━━ RECORD EXCERPTS ━━

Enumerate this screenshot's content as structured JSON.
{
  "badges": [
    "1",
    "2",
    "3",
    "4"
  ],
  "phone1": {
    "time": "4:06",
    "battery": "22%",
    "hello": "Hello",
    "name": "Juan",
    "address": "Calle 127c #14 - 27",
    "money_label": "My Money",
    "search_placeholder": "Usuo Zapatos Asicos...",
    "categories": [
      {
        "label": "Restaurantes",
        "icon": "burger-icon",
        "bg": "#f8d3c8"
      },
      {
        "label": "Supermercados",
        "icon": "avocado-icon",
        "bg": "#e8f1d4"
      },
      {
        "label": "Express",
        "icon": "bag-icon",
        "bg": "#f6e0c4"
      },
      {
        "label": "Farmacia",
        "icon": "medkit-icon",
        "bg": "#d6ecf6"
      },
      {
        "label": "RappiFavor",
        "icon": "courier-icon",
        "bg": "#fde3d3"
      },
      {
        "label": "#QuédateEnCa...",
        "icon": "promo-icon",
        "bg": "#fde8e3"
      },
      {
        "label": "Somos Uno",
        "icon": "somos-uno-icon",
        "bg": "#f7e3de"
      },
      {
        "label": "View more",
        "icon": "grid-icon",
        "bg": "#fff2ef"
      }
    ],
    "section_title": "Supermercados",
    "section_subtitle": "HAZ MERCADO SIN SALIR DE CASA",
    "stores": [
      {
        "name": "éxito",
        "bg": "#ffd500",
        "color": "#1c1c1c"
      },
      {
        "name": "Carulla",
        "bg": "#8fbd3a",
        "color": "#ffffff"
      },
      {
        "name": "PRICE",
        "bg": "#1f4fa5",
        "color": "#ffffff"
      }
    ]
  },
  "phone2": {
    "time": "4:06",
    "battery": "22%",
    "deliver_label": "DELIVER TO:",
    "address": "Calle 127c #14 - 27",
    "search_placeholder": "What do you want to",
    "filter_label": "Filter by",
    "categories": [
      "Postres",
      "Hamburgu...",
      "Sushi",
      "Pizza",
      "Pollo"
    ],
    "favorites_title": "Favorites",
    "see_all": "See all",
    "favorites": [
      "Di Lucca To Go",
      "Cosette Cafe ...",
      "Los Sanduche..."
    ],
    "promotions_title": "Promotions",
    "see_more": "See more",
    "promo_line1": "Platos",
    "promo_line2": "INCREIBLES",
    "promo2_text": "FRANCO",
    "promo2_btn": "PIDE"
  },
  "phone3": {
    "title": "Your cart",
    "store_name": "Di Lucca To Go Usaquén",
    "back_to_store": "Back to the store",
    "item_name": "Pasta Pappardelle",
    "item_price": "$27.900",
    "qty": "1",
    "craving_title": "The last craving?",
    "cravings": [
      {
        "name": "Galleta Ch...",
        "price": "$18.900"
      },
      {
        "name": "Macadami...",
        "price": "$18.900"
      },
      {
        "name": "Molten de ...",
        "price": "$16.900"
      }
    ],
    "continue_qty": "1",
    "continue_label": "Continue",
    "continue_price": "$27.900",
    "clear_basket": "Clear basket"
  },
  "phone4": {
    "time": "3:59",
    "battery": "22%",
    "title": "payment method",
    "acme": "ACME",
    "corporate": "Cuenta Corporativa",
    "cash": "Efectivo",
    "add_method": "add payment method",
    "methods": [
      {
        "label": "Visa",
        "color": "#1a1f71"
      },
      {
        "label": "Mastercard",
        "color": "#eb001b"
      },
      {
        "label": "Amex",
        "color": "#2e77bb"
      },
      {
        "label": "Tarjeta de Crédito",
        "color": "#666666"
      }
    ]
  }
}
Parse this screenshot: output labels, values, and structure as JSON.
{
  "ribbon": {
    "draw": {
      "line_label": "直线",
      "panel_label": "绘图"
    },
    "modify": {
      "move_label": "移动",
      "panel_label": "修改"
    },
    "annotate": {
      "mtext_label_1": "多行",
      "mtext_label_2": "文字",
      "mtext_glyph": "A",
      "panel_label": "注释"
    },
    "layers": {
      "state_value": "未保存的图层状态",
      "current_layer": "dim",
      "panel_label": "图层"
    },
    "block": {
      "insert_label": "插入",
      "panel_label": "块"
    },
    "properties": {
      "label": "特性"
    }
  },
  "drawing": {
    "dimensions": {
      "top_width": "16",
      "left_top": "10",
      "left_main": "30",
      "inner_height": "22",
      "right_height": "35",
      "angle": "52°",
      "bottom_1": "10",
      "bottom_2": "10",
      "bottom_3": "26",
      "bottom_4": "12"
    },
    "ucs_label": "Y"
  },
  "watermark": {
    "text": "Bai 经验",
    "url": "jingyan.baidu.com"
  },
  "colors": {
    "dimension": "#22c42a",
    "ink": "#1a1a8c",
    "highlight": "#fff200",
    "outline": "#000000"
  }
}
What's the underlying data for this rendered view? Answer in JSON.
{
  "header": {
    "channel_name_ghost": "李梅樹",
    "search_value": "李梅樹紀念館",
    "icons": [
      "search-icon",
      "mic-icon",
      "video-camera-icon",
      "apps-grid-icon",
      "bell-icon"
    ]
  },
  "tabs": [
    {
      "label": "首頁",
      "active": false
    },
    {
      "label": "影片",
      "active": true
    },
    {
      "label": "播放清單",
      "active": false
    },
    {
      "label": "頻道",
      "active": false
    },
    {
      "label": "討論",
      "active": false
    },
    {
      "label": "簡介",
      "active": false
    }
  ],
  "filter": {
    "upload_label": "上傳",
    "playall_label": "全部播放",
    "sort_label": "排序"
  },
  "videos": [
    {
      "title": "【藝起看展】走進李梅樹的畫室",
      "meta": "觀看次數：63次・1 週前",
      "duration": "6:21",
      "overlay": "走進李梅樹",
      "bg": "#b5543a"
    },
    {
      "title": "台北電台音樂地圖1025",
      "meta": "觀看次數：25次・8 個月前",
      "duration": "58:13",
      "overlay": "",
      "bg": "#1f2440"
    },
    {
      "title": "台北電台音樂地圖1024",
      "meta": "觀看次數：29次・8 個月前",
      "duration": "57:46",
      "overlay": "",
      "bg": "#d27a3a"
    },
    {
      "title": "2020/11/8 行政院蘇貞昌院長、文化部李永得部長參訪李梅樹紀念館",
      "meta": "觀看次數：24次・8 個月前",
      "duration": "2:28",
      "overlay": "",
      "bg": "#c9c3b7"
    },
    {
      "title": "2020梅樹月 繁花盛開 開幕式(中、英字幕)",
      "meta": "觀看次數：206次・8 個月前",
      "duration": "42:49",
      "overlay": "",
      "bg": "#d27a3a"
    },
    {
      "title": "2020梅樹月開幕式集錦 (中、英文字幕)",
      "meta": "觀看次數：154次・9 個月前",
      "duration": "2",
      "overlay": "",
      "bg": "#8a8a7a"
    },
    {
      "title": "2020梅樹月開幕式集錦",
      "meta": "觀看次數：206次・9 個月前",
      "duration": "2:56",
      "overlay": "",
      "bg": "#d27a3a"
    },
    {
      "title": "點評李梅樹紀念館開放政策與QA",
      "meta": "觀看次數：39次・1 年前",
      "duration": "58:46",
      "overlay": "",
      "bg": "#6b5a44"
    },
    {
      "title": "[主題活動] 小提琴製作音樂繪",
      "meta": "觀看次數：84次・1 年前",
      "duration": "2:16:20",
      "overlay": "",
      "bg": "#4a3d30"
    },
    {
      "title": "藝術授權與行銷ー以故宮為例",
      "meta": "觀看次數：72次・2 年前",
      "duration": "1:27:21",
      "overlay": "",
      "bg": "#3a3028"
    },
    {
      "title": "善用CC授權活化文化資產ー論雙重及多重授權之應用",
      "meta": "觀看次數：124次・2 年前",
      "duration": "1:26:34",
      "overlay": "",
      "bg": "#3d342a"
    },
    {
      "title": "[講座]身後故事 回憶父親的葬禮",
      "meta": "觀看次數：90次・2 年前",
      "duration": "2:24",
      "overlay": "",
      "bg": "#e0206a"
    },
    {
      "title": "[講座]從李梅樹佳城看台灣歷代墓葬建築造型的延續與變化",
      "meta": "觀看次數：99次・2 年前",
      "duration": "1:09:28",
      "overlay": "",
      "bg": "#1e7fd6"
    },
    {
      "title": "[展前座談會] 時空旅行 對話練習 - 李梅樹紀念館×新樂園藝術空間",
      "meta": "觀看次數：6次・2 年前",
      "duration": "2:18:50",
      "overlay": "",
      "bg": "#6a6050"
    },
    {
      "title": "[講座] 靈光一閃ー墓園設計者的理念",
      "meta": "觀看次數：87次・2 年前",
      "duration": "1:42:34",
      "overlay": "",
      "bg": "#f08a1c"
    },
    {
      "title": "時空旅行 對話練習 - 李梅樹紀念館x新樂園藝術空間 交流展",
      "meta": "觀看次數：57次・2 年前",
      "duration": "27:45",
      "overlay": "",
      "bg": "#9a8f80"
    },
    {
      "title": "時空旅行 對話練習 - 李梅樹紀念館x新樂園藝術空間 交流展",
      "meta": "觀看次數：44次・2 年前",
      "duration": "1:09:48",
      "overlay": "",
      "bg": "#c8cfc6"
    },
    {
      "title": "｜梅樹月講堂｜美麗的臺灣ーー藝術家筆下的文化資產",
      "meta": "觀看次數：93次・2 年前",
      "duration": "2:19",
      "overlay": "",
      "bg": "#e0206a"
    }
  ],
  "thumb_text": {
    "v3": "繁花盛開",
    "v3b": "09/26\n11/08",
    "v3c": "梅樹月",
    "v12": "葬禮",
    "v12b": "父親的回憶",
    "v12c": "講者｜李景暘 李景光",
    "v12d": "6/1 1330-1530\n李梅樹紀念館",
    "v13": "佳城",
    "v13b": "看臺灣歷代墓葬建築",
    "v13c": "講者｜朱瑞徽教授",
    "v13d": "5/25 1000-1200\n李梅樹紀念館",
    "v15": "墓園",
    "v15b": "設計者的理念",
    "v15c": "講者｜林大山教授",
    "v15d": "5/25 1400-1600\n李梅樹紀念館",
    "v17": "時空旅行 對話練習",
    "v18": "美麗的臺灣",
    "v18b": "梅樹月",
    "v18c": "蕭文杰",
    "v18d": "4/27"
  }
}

━━━

A number is the only answer here: how many lines of the material above contain "Supermercados"?

§ RESPONSE TO THIS TASK
2